EXCERPT:
## begin

On Wednesday 10 May, the General Court of the EU overturned the European Commission’s decision to refuse to register the proposed European citizens’ initiative (ECI) entitled 'Stop TTIP' (case T-754/14).
This ECI aims to put an end to the negotiations for the transatlantic trade and investment partnership between the EU and the United States and to block the EU’s conclusion of a global economic and commercial agreement with Canada (see EUROPE 11194). Contrary to the Commission’s arguments, the European judges found that this initiative does not constitute “unacceptable interference” in the procedure, but triggers a democratic citizens’ debate in a timely fashion.
The proposal in question, which was presented in June 2014 by a committee of citizens supported by the left flank of the European Parliament (see EUROPE 11123), called upon the Commission in particular to make a recommendation to the Council of the EU to cancel the mandate granted by the latter in 2013 to open negotiations for a free-trade agreement with the United States (TTIP) and to refrain from concluding the agreement with Canada (CETA), on which the negotiations were practically closed. It contained several objections to the planned agreements: - investor/state dispute settlement procedure undermining democracy and the rule of law; - opaque negotiations leading to a watering-down of social rights and environmental protection, consumer privacy, deregulation of public services and culture, etc.
In a decision of 10 September 2014, the Commission refused to register this proposal, arguing in particular that it was outside the remit within which it is entitled to present proposed legal acts of the Union for the purposes of the application of the treaties. This decision deprived the citizens’ collective of the possibility to gather the million signatures needed to formalise their ECI and ensure that the Commission took full account of the proposals put forward in it. The promoters therefore decided to challenge this decision before the General Court.

## end

MATERIAL SUPPLIED:
## begin

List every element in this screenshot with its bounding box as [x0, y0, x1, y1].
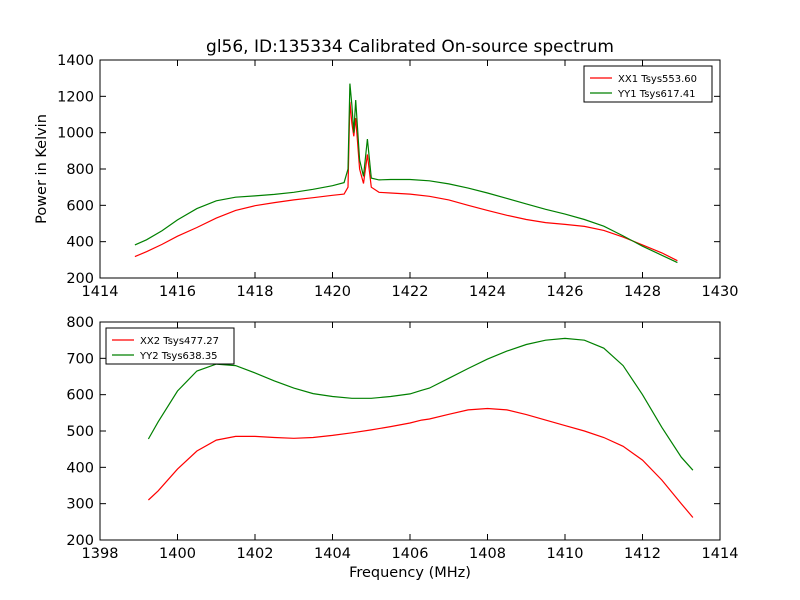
legend: XX2 Tsys477.27 YY2 Tsys638.35: [105, 327, 235, 365]
y-tick-label: 400: [66, 235, 94, 251]
y-tick-label: 500: [66, 424, 94, 440]
y-tick-label: 700: [66, 351, 94, 367]
x-tick-label: 1402: [237, 546, 274, 562]
chart-title: gl56, ID:135334 Calibrated On-source spe…: [206, 37, 614, 57]
x-tick-label: 1416: [159, 284, 196, 300]
x-tick-label: 1406: [392, 546, 429, 562]
y-tick-label: 600: [66, 198, 94, 214]
x-tick-label: 1404: [314, 546, 351, 562]
legend: XX1 Tsys553.60 YY1 Tsys617.41: [583, 65, 713, 103]
x-tick-label: 1426: [547, 284, 584, 300]
y-tick-label: 800: [66, 162, 94, 178]
y-tick-label: 400: [66, 460, 94, 476]
y-tick-label: 1200: [57, 89, 94, 105]
x-tick-label: 1414: [82, 284, 119, 300]
legend-entry: YY1 Tsys617.41: [617, 89, 696, 100]
x-tick-label: 1422: [392, 284, 429, 300]
x-tick-label: 1414: [702, 546, 739, 562]
y-tick-label: 800: [66, 315, 94, 331]
legend-entry: XX2 Tsys477.27: [140, 336, 219, 347]
x-tick-label: 1430: [702, 284, 739, 300]
series-line-xx2: [147, 407, 694, 518]
y-tick-label: 1400: [57, 53, 94, 69]
series-line-yy2: [147, 337, 694, 471]
y-axis-label: Power in Kelvin: [34, 114, 50, 224]
x-tick-label: 1410: [547, 546, 584, 562]
x-tick-label: 1412: [624, 546, 661, 562]
y-tick-label: 200: [66, 533, 94, 549]
series-line-yy1: [134, 83, 678, 264]
x-tick-label: 1408: [469, 546, 506, 562]
legend-entry: YY2 Tsys638.35: [139, 351, 218, 362]
bottom-chart: 1398 1400 1402 1404 1406 1408 1410 1412 1414 200 3…: [66, 315, 738, 581]
y-tick-label: 300: [66, 497, 94, 513]
x-tick-label: 1424: [469, 284, 506, 300]
legend-entry: XX1 Tsys553.60: [618, 74, 697, 85]
y-tick-label: 200: [66, 271, 94, 287]
top-chart: 1414 1416 1418 1420 1422 1424 1426 1428 1430 200 4…: [34, 53, 738, 300]
legend-box: [105, 327, 235, 365]
y-tick-label: 1000: [57, 126, 94, 142]
x-tick-label: 1398: [82, 546, 119, 562]
x-tick-label: 1418: [237, 284, 274, 300]
x-tick-label: 1428: [624, 284, 661, 300]
y-tick-label: 600: [66, 388, 94, 404]
x-axis-label: Frequency (MHz): [349, 565, 471, 581]
legend-box: [583, 65, 713, 103]
series-line-xx1: [134, 101, 678, 262]
x-tick-label: 1420: [314, 284, 351, 300]
x-tick-label: 1400: [159, 546, 196, 562]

## end

TASKS TO PERFORM:
1. Reproduce the entries verbatim, starting at the line that contains "legend: XX2 Tsys477.27" and ending with the final entry.
2. Pick up the passage on the court ruling about the Stop TTIP citizens' initiative and carry it forward from its last sentence.
The passage and the entries have no connection to each other.

RESPONSES:
1.
legend: XX2 Tsys477.27 YY2 Tsys638.35: [105, 327, 235, 365]
y-tick-label: 400: [66, 235, 94, 251]
y-tick-label: 500: [66, 424, 94, 440]
y-tick-label: 700: [66, 351, 94, 367]
x-tick-label: 1402: [237, 546, 274, 562]
chart-title: gl56, ID:135334 Calibrated On-source spe…: [206, 37, 614, 57]
x-tick-label: 1416: [159, 284, 196, 300]
x-tick-label: 1406: [392, 546, 429, 562]
y-tick-label: 600: [66, 198, 94, 214]
x-tick-label: 1404: [314, 546, 351, 562]
legend: XX1 Tsys553.60 YY1 Tsys617.41: [583, 65, 713, 103]
x-tick-label: 1426: [547, 284, 584, 300]
y-tick-label: 800: [66, 162, 94, 178]
y-tick-label: 400: [66, 460, 94, 476]
y-tick-label: 1200: [57, 89, 94, 105]
x-tick-label: 1414: [82, 284, 119, 300]
legend-entry: YY1 Tsys617.41: [617, 89, 696, 100]
x-tick-label: 1422: [392, 284, 429, 300]
x-tick-label: 1414: [702, 546, 739, 562]
y-tick-label: 800: [66, 315, 94, 331]
legend-entry: XX2 Tsys477.27: [140, 336, 219, 347]
x-tick-label: 1430: [702, 284, 739, 300]
series-line-xx2: [147, 407, 694, 518]
y-tick-label: 1400: [57, 53, 94, 69]
series-line-yy2: [147, 337, 694, 471]
y-axis-label: Power in Kelvin: [34, 114, 50, 224]
x-tick-label: 1410: [547, 546, 584, 562]
x-tick-label: 1412: [624, 546, 661, 562]
y-tick-label: 200: [66, 533, 94, 549]
series-line-yy1: [134, 83, 678, 264]
x-tick-label: 1408: [469, 546, 506, 562]
legend-entry: YY2 Tsys638.35: [139, 351, 218, 362]
bottom-chart: 1398 1400 1402 1404 1406 1408 1410 1412 1414 200 3…: [66, 315, 738, 581]
y-tick-label: 300: [66, 497, 94, 513]
x-tick-label: 1424: [469, 284, 506, 300]
legend-entry: XX1 Tsys553.60: [618, 74, 697, 85]
y-tick-label: 200: [66, 271, 94, 287]
top-chart: 1414 1416 1418 1420 1422 1424 1426 1428 1430 200 4…: [34, 53, 738, 300]
legend-box: [105, 327, 235, 365]
y-tick-label: 1000: [57, 126, 94, 142]
x-tick-label: 1398: [82, 546, 119, 562]
x-tick-label: 1418: [237, 284, 274, 300]
x-tick-label: 1428: [624, 284, 661, 300]
y-tick-label: 600: [66, 388, 94, 404]
x-axis-label: Frequency (MHz): [349, 565, 471, 581]
legend-box: [583, 65, 713, 103]
series-line-xx1: [134, 101, 678, 262]
x-tick-label: 1420: [314, 284, 351, 300]
x-tick-label: 1400: [159, 546, 196, 562]

2.
Deciding to negotiate an international agreement constitutes a legal act
The General Court found in their favour. In particular, it rejected the Commission’s argument that the decision to withdraw its authorisation to open the negotiations for the TTIP could not be the subject of the European citizens’ initiative. The Commission claimed that such a decision does not come under the notion of a “legal act”, as the authorisation in itself is not covered by this notion due to its preparatory nature and its lack of effects with regard to third parties.
The European judges responded to this by stating that under the principle of democracy and the objectives of an ECI (improving the democratic functioning of the EU by involving the citizens), the decision to open negotiations for the conclusion of international agreements which, like the TTIP and the CETA, aim to change the legal order of the EU, must be considered a “legal act” and that such acts cannot be excluded from the democratic debate.
They also rejected the Commission’s argument that the acts envisaged by the proposed ECI would lead to “unacceptable interference” in the unfolding of the legislative procedure underway (restricted at this point, it states, to negotiations between itself and the Council). Here again, the judges invoke the purpose of the ECI, which is to afford the citizens greater involvement in the democratic life of the EU, particularly by submitting in full the questions raised by the initiative to the Commission and calling upon it to submit a proposed legal act of the EU.
The judges explained that accepting this possibility does not infringe the principle of institutional balance, as it does not call into question the ability of the Commission to decide whether or not to find in favour of the citizens’ initiative, but simply requires it subsequently to lay out, in a communication, the reasons that prompted it to agree to the proposed acts, or not.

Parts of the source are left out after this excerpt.